## Instruction:
Transcribe the records below verbatim, line by line, with no changes.
********************
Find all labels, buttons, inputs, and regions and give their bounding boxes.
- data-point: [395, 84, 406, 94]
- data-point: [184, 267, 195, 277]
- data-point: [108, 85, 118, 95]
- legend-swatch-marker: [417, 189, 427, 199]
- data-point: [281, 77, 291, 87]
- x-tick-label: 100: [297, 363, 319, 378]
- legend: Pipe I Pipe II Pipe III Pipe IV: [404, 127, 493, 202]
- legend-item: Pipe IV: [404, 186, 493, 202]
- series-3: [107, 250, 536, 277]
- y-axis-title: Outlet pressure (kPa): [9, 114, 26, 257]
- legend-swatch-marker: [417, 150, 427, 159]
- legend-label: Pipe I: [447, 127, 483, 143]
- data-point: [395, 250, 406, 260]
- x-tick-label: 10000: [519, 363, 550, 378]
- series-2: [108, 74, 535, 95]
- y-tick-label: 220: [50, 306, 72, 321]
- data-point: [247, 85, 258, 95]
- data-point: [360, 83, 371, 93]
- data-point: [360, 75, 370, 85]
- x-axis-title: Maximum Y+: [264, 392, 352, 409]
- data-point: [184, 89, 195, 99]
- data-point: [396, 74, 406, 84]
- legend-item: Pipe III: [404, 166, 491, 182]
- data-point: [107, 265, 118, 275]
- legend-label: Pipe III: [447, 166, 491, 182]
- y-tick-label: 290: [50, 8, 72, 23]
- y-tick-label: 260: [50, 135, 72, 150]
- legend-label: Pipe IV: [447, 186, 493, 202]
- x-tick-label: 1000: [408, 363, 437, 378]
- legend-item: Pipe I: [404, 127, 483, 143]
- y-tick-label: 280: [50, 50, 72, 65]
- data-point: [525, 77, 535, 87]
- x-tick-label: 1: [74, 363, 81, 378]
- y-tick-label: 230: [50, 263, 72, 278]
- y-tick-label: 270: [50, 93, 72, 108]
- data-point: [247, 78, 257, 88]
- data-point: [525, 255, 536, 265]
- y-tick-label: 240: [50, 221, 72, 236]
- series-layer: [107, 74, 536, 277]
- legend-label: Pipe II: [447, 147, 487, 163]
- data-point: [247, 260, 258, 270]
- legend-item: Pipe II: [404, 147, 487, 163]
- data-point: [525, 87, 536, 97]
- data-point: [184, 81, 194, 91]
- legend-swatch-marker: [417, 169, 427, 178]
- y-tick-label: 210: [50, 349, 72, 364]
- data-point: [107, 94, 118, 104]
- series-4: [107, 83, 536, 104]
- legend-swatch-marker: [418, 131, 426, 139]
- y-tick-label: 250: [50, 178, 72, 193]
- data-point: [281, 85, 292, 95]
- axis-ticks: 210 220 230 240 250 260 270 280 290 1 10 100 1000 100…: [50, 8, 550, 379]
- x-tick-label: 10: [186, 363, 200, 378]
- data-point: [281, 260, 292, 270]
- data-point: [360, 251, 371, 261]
********************
## Right answer:
Find all labels, buttons, inputs, and regions and give their bounding boxes.
- data-point: [395, 84, 406, 94]
- data-point: [184, 267, 195, 277]
- data-point: [108, 85, 118, 95]
- legend-swatch-marker: [417, 189, 427, 199]
- data-point: [281, 77, 291, 87]
- x-tick-label: 100: [297, 363, 319, 378]
- legend: Pipe I Pipe II Pipe III Pipe IV: [404, 127, 493, 202]
- legend-item: Pipe IV: [404, 186, 493, 202]
- series-3: [107, 250, 536, 277]
- y-axis-title: Outlet pressure (kPa): [9, 114, 26, 257]
- legend-swatch-marker: [417, 150, 427, 159]
- legend-label: Pipe I: [447, 127, 483, 143]
- data-point: [395, 250, 406, 260]
- x-tick-label: 10000: [519, 363, 550, 378]
- series-2: [108, 74, 535, 95]
- y-tick-label: 220: [50, 306, 72, 321]
- data-point: [247, 85, 258, 95]
- data-point: [360, 83, 371, 93]
- data-point: [360, 75, 370, 85]
- x-axis-title: Maximum Y+: [264, 392, 352, 409]
- data-point: [184, 89, 195, 99]
- data-point: [396, 74, 406, 84]
- legend-item: Pipe III: [404, 166, 491, 182]
- data-point: [107, 265, 118, 275]
- legend-label: Pipe III: [447, 166, 491, 182]
- y-tick-label: 290: [50, 8, 72, 23]
- y-tick-label: 260: [50, 135, 72, 150]
- legend-label: Pipe IV: [447, 186, 493, 202]
- x-tick-label: 1000: [408, 363, 437, 378]
- legend-item: Pipe I: [404, 127, 483, 143]
- y-tick-label: 280: [50, 50, 72, 65]
- data-point: [525, 77, 535, 87]
- x-tick-label: 1: [74, 363, 81, 378]
- y-tick-label: 230: [50, 263, 72, 278]
- y-tick-label: 270: [50, 93, 72, 108]
- data-point: [247, 78, 257, 88]
- data-point: [525, 255, 536, 265]
- y-tick-label: 240: [50, 221, 72, 236]
- series-layer: [107, 74, 536, 277]
- legend-label: Pipe II: [447, 147, 487, 163]
- data-point: [247, 260, 258, 270]
- legend-item: Pipe II: [404, 147, 487, 163]
- data-point: [525, 87, 536, 97]
- data-point: [184, 81, 194, 91]
- legend-swatch-marker: [417, 169, 427, 178]
- y-tick-label: 210: [50, 349, 72, 364]
- data-point: [107, 94, 118, 104]
- series-4: [107, 83, 536, 104]
- legend-swatch-marker: [418, 131, 426, 139]
- y-tick-label: 250: [50, 178, 72, 193]
- data-point: [281, 85, 292, 95]
- axis-ticks: 210 220 230 240 250 260 270 280 290 1 10 100 1000 100…: [50, 8, 550, 379]
- x-tick-label: 10: [186, 363, 200, 378]
- data-point: [281, 260, 292, 270]
- data-point: [360, 251, 371, 261]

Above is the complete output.